*Required task*.
Collect every line of the material below that contains the string "point", copying each line in full.
______
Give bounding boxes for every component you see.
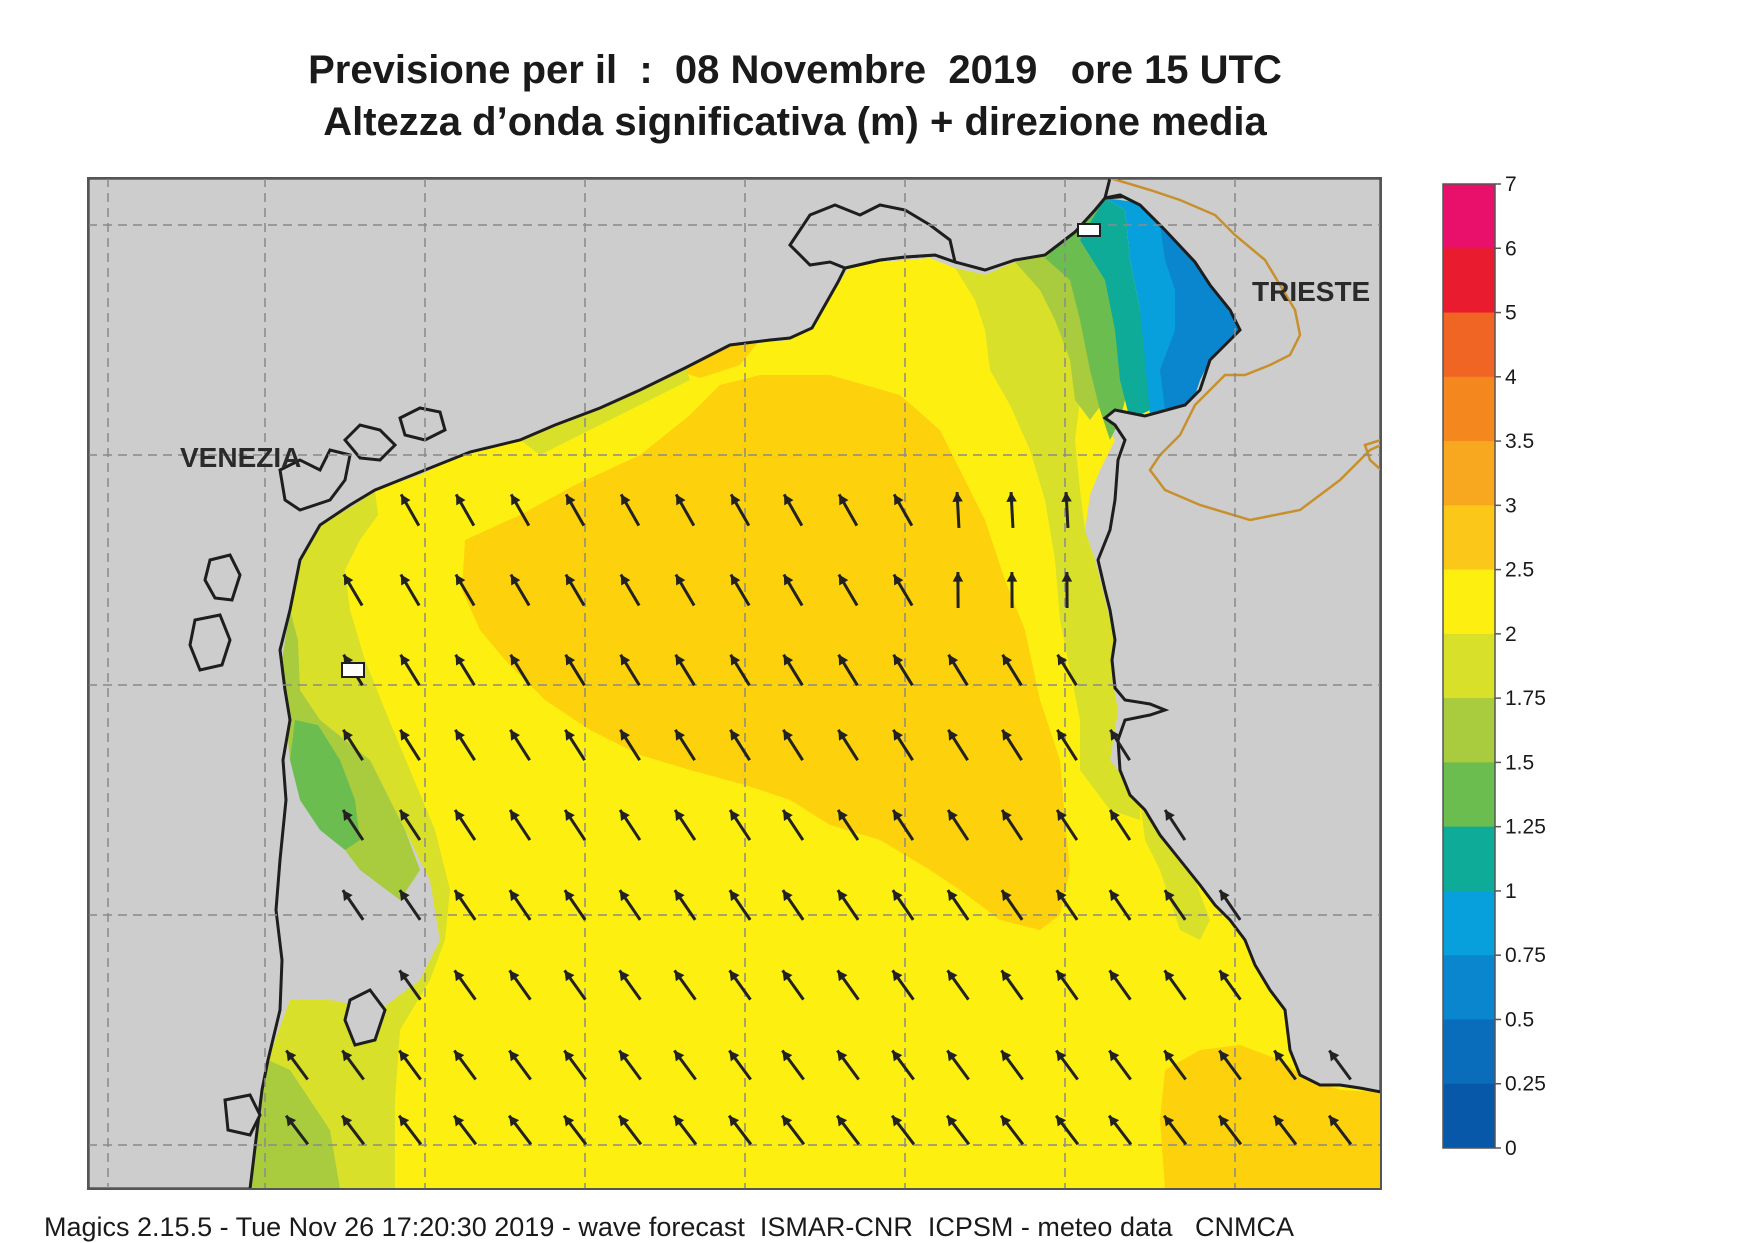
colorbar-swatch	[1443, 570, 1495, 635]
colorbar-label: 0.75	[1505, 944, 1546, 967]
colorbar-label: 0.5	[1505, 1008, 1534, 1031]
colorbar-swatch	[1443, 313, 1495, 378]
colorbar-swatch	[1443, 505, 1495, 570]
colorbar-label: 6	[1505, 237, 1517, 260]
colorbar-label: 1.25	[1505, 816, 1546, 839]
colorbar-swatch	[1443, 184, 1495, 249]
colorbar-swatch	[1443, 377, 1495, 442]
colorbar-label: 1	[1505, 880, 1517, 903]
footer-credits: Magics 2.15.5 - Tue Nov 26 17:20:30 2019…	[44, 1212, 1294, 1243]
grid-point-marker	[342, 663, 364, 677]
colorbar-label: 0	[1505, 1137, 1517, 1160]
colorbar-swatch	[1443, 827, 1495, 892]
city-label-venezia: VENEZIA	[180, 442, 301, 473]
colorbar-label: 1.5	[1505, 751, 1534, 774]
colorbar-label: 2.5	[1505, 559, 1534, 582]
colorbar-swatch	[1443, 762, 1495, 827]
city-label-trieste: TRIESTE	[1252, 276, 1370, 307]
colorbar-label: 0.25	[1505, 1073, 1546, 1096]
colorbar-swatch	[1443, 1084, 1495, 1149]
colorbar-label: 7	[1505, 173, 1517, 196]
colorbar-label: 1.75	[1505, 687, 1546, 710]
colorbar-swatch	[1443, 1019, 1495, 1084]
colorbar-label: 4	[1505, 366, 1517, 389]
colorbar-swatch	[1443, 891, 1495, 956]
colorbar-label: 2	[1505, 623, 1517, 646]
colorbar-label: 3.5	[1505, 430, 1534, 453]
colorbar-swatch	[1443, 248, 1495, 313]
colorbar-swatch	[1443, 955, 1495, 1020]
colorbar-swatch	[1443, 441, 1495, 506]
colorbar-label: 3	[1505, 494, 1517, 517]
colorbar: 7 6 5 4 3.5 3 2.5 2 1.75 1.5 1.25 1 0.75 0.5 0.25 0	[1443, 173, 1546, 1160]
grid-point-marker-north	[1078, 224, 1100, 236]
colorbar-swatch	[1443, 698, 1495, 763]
______
*Expected answer*.
grid-point-marker	[342, 663, 364, 677]
grid-point-marker-north	[1078, 224, 1100, 236]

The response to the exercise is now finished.